» Exercise prompt: Pull out all lines from the listing below in which the word "Major" appears.
————————
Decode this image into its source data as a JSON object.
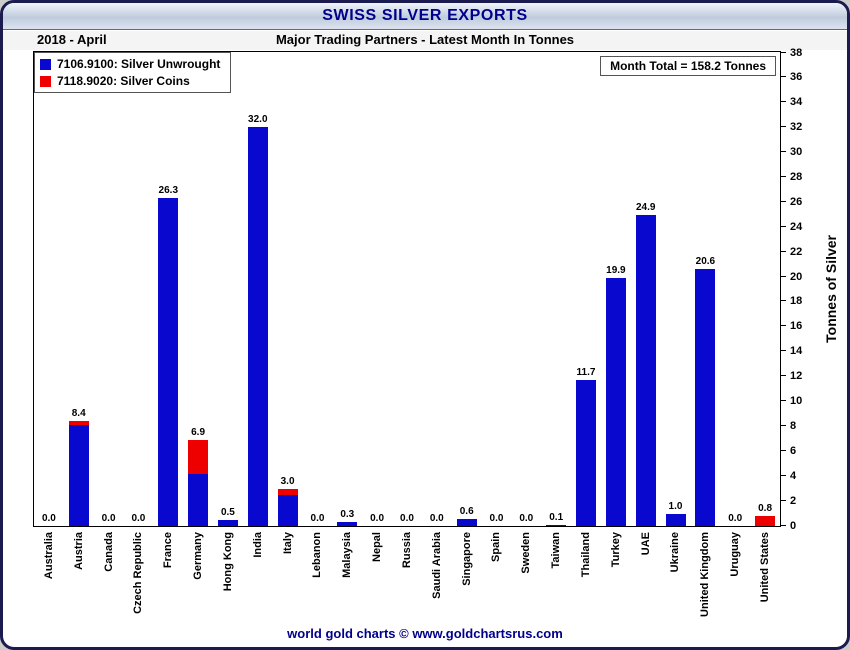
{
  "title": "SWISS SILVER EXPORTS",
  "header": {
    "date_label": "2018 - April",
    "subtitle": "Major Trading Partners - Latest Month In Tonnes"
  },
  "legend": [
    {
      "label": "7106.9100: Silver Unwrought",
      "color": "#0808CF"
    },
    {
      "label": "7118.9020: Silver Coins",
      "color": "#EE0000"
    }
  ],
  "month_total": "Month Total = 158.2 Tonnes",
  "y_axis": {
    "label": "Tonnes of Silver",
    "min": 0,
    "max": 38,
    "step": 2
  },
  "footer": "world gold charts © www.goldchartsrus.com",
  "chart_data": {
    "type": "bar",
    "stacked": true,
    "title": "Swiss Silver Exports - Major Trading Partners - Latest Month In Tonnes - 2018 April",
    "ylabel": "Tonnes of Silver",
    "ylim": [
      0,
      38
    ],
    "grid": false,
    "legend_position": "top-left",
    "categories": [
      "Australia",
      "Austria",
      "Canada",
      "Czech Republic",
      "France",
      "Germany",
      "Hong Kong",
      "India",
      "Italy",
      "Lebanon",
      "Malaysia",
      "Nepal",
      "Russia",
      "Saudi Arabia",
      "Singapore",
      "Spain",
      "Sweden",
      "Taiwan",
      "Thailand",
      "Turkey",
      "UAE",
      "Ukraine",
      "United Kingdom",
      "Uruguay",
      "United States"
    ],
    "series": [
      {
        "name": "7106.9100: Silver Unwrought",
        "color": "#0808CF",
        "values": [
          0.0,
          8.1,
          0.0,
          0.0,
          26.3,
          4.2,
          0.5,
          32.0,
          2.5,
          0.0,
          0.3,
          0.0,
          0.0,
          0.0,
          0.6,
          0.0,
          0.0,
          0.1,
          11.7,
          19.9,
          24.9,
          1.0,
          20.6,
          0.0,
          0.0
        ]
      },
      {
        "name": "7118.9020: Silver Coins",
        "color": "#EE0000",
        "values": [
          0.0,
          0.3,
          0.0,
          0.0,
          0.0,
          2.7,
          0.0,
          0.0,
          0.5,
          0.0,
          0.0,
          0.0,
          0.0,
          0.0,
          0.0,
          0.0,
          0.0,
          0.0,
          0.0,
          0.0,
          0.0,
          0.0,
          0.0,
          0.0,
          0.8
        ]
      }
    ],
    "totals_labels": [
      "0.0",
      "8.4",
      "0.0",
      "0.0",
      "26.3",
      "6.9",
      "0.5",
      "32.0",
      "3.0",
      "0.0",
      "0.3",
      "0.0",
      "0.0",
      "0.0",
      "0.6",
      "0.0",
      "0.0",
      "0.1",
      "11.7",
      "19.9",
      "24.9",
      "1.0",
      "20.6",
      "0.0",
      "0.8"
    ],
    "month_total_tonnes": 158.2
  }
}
————————
» Written reply:
    "subtitle": "Major Trading Partners - Latest Month In Tonnes"
    "title": "Swiss Silver Exports - Major Trading Partners - Latest Month In Tonnes - 2018 April",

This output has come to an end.